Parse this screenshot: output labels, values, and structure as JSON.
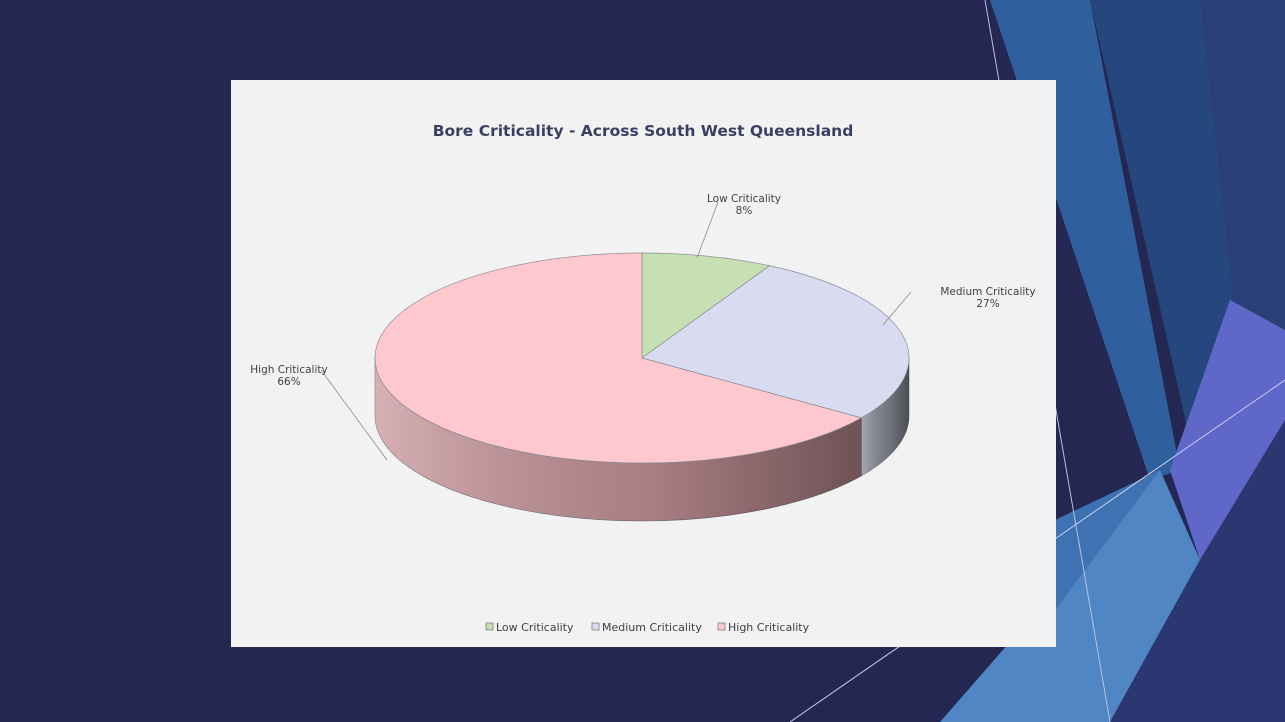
{
  "colors": {
    "background": "#242751",
    "plot_area": "#f2f2f2",
    "low": "#c6e0b4",
    "medium": "#d9dcf1",
    "high": "#ffc7ce",
    "high_side": "#c9969c",
    "medium_side": "#8a8c98"
  },
  "chart_data": {
    "type": "pie",
    "style": "3d",
    "title": "Bore Criticality - Across South West Queensland",
    "categories": [
      "Low Criticality",
      "Medium Criticality",
      "High Criticality"
    ],
    "values": [
      8,
      27,
      66
    ],
    "data_labels": [
      {
        "name": "Low Criticality",
        "value": "8%"
      },
      {
        "name": "Medium Criticality",
        "value": "27%"
      },
      {
        "name": "High Criticality",
        "value": "66%"
      }
    ],
    "legend": {
      "position": "bottom",
      "items": [
        "Low Criticality",
        "Medium Criticality",
        "High Criticality"
      ]
    }
  }
}
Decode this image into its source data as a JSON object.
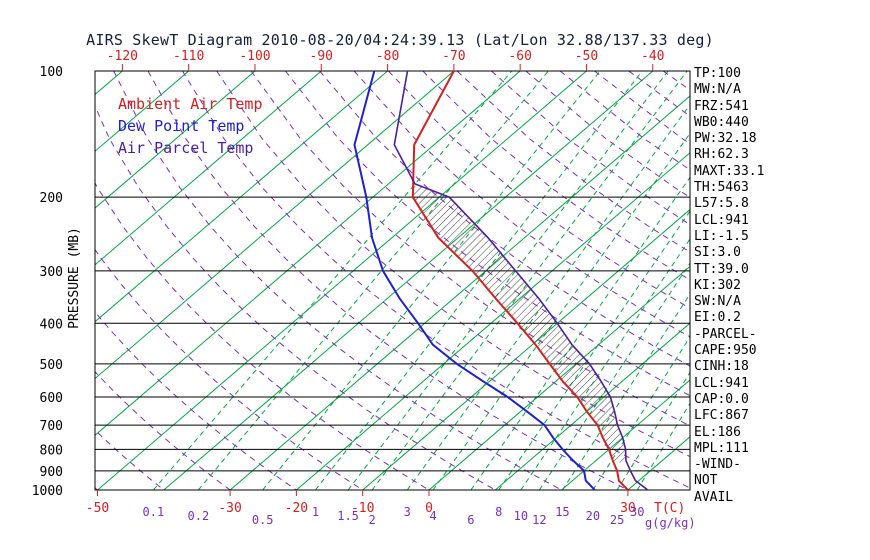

=-=-=

**Task details:**
Write out every line from the entries where "values" appears.

**Written solution:**
Parse this screenshot: output labels, values, and structure as JSON.
    "values": [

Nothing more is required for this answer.